[Excerpts from a figure dataset]
+++++

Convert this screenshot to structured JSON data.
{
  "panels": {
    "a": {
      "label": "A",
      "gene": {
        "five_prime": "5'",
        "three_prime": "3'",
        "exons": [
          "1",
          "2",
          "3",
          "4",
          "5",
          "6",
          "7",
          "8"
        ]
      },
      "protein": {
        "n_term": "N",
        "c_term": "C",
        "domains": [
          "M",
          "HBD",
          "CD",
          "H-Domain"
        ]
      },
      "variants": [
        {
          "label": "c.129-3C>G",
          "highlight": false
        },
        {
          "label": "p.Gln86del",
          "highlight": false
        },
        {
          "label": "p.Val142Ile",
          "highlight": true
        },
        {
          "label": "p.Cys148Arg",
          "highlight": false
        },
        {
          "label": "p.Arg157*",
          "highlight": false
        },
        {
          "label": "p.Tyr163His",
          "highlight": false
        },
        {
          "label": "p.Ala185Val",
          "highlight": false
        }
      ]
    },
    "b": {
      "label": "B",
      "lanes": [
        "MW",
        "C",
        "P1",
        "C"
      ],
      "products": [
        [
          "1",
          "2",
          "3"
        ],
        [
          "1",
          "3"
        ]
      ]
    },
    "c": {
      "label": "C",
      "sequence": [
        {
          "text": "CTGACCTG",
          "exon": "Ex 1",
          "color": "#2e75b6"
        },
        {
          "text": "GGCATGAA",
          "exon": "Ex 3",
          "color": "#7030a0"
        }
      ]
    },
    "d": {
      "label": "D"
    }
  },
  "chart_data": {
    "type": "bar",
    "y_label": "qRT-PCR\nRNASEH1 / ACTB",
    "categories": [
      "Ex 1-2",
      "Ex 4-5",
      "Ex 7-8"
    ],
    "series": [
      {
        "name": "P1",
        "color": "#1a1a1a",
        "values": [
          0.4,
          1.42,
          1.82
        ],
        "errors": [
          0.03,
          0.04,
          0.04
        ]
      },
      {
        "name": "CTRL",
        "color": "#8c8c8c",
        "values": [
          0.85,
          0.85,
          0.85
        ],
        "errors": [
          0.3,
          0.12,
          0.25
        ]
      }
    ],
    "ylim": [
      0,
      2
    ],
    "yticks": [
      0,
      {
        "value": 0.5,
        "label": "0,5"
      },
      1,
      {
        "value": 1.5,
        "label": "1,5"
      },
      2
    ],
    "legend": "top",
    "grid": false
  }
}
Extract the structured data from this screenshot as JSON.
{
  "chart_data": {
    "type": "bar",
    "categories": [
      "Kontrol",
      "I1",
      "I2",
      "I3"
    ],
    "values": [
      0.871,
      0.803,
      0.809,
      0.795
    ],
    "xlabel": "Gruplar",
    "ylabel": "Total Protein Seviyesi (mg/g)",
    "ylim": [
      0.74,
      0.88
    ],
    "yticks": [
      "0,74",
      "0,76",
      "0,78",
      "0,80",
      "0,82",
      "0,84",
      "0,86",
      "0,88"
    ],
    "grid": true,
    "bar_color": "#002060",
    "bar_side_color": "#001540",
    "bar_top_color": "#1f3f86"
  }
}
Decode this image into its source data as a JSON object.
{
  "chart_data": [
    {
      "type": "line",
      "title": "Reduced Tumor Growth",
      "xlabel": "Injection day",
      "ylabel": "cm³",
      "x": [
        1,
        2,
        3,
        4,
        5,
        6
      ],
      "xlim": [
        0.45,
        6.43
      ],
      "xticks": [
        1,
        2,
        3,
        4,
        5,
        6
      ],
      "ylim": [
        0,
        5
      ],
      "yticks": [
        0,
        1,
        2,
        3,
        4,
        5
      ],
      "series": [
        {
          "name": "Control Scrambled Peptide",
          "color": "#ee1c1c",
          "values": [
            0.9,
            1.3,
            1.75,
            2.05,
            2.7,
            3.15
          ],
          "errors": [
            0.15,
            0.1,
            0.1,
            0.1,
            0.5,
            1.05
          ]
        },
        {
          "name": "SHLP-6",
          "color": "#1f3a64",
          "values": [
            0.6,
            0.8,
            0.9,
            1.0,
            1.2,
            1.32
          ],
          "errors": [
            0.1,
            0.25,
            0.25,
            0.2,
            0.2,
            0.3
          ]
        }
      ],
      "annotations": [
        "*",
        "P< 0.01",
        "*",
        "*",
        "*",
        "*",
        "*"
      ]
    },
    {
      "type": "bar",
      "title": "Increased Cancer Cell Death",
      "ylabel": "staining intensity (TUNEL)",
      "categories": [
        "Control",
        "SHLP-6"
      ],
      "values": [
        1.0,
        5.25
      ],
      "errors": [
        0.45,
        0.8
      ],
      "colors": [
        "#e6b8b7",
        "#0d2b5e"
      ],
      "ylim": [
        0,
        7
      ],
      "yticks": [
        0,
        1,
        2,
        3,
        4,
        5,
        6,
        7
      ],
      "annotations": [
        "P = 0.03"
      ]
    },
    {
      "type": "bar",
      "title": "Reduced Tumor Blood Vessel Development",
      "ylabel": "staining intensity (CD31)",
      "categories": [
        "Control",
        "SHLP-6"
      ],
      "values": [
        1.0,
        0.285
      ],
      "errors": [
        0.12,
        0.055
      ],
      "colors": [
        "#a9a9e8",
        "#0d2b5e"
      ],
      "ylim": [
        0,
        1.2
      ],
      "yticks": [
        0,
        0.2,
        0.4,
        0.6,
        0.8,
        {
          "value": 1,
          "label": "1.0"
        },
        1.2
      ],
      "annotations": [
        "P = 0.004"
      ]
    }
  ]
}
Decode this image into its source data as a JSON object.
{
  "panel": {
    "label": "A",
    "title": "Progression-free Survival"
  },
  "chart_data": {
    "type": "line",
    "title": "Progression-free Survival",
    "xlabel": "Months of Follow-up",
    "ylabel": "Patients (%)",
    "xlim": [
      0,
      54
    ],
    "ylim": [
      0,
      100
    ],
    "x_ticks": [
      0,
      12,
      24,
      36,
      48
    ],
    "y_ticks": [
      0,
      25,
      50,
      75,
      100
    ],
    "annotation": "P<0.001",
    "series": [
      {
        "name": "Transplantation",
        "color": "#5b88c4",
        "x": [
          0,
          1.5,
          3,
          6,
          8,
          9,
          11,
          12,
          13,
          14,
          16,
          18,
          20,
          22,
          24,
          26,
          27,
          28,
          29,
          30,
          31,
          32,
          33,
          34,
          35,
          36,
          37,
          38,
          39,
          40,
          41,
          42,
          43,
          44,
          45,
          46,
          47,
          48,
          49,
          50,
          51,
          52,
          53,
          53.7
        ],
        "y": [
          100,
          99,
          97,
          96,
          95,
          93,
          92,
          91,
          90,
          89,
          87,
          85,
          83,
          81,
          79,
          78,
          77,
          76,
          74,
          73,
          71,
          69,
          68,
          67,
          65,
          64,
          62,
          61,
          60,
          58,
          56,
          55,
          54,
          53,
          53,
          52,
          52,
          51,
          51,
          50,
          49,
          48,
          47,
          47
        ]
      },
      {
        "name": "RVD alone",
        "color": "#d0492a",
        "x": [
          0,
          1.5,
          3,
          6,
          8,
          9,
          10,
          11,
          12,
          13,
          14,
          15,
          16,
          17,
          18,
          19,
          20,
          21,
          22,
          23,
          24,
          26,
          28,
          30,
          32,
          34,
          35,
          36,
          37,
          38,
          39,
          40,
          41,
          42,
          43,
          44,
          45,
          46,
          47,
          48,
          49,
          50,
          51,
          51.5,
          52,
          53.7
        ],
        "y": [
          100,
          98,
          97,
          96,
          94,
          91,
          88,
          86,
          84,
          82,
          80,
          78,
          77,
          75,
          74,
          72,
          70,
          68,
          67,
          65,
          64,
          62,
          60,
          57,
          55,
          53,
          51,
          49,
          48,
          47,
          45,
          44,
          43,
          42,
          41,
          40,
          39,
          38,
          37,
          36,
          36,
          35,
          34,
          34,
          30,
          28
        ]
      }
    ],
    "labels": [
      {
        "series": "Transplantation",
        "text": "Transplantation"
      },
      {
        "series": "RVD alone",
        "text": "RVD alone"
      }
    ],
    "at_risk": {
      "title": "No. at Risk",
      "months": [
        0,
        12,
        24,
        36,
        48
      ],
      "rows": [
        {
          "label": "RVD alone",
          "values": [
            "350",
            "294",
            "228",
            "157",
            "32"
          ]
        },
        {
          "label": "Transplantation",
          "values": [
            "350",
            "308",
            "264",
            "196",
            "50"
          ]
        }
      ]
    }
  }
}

+++++

**What the task asks**
Of the lines above, copy each one that contains the word "series".

**Task response**
    "series": [
      "series": [
    "series": [
        "series": "Transplantation",
        "series": "RVD alone",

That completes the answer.